■ **What to do**: Which lines in the records below contain the word "Iena"? Copy each of them.

■ **The data**:
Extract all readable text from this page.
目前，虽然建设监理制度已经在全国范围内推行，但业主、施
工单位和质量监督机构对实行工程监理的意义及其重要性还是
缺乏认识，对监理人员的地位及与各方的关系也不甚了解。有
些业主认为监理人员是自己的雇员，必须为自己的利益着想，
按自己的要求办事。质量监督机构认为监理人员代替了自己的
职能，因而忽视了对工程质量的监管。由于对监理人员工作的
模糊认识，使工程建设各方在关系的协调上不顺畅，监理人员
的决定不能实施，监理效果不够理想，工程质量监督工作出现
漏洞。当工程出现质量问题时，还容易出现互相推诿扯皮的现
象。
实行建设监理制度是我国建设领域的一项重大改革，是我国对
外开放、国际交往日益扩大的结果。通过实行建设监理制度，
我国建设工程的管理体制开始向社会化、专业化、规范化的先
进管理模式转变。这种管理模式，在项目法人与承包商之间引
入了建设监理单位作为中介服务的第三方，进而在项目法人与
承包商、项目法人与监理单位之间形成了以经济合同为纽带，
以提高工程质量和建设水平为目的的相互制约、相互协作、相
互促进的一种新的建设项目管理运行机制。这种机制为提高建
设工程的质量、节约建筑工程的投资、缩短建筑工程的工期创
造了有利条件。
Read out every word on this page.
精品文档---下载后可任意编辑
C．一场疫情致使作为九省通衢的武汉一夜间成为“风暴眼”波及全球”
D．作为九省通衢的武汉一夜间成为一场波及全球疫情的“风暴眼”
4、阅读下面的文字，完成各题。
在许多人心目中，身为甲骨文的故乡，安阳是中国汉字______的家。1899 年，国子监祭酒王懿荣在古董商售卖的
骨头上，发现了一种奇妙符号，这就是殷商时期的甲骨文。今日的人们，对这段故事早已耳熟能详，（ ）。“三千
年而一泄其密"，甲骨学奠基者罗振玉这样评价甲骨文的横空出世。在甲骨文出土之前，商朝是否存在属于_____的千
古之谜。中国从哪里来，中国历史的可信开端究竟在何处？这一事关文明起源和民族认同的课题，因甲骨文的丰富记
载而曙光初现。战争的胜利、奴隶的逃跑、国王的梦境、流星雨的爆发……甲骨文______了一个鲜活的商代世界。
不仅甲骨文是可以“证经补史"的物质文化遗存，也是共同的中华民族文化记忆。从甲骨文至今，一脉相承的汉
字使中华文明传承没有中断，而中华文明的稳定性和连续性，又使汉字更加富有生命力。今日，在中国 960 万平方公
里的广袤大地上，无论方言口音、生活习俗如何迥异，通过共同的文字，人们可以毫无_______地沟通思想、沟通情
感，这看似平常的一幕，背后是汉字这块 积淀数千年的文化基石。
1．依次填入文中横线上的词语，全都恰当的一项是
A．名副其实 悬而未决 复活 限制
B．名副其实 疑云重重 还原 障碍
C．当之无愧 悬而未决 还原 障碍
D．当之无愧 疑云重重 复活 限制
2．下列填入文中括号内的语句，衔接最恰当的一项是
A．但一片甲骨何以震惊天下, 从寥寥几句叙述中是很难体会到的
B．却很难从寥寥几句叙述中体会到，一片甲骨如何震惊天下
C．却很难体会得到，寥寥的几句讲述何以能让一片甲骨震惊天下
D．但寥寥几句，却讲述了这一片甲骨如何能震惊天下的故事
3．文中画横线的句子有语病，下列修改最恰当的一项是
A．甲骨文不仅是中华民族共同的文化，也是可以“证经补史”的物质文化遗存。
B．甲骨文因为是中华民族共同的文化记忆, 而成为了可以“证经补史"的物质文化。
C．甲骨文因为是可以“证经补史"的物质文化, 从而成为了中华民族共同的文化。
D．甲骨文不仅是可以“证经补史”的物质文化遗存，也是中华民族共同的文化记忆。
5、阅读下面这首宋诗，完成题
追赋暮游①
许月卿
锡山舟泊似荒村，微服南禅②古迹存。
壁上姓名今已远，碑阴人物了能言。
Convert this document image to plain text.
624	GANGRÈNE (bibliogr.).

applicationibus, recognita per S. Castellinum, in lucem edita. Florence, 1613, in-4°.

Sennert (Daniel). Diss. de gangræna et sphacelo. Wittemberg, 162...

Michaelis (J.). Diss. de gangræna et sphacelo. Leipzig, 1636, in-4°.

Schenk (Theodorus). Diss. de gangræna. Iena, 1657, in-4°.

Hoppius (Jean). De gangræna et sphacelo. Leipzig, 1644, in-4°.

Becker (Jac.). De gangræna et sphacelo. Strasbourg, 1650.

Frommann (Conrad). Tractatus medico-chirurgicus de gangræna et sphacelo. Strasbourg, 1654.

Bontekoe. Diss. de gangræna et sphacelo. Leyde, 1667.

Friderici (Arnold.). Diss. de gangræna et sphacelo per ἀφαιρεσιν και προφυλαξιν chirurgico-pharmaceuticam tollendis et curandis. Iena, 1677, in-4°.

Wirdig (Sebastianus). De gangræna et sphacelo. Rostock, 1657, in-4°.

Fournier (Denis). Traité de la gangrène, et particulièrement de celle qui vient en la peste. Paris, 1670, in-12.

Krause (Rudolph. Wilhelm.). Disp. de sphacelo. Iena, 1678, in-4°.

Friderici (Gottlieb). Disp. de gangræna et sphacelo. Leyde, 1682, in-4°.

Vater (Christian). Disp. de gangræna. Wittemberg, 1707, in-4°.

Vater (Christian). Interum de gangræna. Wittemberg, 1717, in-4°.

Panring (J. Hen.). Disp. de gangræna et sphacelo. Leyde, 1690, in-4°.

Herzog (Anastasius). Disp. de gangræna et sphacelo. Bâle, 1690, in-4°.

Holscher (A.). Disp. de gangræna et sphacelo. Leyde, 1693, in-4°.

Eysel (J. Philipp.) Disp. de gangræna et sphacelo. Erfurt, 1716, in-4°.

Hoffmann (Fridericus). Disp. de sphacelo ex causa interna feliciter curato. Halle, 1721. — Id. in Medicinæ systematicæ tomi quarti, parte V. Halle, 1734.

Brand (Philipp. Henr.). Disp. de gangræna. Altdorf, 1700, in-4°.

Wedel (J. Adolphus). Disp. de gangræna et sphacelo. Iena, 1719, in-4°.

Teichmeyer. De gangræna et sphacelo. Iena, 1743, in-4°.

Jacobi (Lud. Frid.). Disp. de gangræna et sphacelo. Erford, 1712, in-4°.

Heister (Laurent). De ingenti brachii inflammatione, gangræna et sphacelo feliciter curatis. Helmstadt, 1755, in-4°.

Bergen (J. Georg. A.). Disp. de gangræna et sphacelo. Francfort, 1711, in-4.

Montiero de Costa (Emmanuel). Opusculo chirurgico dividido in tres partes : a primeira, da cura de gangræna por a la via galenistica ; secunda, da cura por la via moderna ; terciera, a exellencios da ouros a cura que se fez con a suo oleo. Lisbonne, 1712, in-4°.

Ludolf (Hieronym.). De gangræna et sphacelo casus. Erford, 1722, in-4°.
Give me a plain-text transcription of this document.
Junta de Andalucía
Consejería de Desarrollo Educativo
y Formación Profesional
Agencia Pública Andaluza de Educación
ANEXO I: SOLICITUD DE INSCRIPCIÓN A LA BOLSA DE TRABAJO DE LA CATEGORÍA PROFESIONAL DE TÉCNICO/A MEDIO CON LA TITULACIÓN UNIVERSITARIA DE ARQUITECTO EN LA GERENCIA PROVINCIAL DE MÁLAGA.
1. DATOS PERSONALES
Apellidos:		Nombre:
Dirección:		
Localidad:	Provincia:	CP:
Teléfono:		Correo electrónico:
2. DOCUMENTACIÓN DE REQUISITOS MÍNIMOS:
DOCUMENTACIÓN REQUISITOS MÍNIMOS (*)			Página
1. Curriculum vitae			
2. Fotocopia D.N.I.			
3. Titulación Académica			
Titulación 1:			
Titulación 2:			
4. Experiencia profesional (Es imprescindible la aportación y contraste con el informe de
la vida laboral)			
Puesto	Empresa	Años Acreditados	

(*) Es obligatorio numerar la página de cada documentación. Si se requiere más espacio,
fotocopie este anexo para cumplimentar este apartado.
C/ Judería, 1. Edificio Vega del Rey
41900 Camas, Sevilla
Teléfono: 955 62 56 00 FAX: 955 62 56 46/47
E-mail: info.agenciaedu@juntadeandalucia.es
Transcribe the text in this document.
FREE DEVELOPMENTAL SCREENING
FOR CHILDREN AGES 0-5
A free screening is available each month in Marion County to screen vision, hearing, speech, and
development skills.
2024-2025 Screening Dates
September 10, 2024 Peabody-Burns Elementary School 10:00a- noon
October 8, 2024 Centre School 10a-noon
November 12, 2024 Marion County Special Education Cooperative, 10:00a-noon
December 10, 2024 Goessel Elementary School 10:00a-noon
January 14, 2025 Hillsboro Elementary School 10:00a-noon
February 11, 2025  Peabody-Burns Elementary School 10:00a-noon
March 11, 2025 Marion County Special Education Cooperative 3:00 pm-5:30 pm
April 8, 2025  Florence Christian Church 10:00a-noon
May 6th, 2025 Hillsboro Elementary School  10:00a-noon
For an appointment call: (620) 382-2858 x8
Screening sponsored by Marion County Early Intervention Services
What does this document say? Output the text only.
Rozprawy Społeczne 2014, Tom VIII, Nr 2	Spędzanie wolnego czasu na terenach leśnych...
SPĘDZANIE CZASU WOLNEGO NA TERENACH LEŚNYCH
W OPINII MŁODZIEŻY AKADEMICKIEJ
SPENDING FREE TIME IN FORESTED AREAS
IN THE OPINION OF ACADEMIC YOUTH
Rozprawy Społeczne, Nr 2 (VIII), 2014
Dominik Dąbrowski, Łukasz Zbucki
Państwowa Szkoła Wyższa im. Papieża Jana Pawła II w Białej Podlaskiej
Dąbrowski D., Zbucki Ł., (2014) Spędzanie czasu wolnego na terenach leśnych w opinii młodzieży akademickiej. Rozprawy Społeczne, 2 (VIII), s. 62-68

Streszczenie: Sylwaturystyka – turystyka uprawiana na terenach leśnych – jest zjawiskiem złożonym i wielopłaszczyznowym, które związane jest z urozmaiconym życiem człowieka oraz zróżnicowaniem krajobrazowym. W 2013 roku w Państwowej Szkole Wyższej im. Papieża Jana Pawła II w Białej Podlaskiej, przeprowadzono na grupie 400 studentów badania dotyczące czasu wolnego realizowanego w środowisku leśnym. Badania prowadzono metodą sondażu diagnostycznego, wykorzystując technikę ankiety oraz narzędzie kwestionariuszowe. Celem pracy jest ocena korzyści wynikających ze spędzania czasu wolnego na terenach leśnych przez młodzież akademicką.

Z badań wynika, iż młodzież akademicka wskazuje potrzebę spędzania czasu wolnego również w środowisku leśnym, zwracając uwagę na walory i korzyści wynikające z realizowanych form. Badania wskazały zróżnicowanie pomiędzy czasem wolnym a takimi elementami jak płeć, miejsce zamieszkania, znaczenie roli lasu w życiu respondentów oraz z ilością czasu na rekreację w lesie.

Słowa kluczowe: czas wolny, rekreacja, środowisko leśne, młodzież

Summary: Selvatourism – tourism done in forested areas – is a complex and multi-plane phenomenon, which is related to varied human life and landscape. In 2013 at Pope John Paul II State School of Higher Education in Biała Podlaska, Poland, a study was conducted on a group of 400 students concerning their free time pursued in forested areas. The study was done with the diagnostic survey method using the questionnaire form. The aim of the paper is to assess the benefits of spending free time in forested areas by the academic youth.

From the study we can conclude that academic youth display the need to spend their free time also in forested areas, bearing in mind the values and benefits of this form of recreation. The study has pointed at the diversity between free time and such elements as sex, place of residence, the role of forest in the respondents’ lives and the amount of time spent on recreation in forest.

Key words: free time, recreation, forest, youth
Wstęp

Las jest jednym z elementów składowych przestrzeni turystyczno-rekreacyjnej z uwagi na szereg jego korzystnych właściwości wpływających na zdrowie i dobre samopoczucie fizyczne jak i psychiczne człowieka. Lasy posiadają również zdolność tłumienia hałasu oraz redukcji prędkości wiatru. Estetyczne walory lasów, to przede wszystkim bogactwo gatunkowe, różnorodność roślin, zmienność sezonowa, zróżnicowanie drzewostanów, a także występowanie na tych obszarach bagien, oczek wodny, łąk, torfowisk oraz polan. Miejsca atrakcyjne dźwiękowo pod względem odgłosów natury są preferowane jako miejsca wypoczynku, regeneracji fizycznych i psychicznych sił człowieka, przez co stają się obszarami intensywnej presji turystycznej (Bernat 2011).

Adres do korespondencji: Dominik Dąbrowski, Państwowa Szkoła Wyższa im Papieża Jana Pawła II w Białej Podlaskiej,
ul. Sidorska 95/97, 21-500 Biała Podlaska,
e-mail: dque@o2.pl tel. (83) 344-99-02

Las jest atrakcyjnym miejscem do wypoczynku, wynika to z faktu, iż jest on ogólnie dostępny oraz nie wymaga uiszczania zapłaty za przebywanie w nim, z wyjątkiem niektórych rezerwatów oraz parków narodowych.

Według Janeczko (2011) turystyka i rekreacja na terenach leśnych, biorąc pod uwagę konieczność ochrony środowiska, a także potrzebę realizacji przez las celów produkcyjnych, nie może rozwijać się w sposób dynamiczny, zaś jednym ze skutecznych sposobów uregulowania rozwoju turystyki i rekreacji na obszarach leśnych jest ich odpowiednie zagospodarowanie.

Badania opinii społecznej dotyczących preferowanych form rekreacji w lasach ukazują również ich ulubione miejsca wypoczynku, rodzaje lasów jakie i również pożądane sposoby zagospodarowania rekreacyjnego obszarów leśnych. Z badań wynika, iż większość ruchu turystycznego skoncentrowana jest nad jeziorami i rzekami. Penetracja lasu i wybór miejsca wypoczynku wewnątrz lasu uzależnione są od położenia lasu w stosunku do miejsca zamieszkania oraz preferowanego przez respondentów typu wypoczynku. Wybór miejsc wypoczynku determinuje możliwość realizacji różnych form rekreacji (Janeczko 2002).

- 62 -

■ **Written solution**:
Schenk (Theodorus). Diss. de gangræna. Iena, 1657, in-4°.
Friderici (Arnold.). Diss. de gangræna et sphacelo per ἀφαιρεσιν και προφυλαξιν chirurgico-pharmaceuticam tollendis et curandis. Iena, 1677, in-4°.
Krause (Rudolph. Wilhelm.). Disp. de sphacelo. Iena, 1678, in-4°.
Wedel (J. Adolphus). Disp. de gangræna et sphacelo. Iena, 1719, in-4°.
Teichmeyer. De gangræna et sphacelo. Iena, 1743, in-4°.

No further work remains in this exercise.